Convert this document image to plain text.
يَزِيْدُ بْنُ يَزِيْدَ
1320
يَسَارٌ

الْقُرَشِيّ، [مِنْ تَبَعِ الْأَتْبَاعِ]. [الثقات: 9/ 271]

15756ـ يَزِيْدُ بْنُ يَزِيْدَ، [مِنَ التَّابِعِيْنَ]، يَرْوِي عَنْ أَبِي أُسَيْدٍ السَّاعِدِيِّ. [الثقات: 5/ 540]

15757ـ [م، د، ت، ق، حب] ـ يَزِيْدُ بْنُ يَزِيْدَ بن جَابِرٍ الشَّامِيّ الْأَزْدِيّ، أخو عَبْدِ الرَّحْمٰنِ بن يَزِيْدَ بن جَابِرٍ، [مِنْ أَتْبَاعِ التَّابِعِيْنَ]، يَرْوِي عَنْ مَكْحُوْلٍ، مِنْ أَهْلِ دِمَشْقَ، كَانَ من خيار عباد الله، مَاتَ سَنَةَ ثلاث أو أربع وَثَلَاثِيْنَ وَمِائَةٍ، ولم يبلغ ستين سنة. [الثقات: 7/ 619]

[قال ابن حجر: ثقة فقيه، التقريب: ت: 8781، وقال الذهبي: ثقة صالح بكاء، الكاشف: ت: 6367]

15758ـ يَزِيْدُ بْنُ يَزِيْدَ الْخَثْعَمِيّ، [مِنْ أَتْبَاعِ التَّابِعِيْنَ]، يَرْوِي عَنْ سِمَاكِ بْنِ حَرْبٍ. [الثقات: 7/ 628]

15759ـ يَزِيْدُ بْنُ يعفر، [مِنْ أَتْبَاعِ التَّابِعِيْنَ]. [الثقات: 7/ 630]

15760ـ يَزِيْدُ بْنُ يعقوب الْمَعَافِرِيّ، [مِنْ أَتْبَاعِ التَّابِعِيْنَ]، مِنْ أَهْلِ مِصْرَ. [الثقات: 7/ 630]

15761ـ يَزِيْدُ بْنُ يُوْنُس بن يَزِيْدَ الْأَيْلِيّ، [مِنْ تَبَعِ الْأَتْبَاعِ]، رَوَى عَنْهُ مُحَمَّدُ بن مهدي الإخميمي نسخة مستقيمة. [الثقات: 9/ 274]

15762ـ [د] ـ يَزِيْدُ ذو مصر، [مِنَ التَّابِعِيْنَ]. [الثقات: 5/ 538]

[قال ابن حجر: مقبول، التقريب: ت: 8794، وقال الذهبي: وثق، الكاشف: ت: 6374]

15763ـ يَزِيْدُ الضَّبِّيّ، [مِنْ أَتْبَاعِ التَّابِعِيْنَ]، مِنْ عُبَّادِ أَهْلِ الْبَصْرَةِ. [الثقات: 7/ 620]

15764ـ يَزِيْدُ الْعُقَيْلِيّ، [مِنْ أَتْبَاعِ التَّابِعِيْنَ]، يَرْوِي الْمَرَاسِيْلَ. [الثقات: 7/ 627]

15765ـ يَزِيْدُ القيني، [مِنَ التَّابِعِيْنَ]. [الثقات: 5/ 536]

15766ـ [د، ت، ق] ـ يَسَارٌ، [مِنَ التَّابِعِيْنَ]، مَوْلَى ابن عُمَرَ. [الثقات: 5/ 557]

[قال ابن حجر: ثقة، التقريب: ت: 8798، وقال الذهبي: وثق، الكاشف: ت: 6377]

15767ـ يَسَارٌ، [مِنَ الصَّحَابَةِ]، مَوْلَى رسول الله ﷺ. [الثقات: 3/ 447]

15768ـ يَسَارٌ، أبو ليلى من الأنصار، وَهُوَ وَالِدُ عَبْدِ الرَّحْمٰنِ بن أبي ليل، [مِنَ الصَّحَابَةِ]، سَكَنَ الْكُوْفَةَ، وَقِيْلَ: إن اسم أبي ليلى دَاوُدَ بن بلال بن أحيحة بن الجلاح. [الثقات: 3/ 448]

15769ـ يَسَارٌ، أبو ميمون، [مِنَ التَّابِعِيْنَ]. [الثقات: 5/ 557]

▶ The task
Each line holding the word "التقريب" counts once; report the total and nothing else.

▶ Full solution
3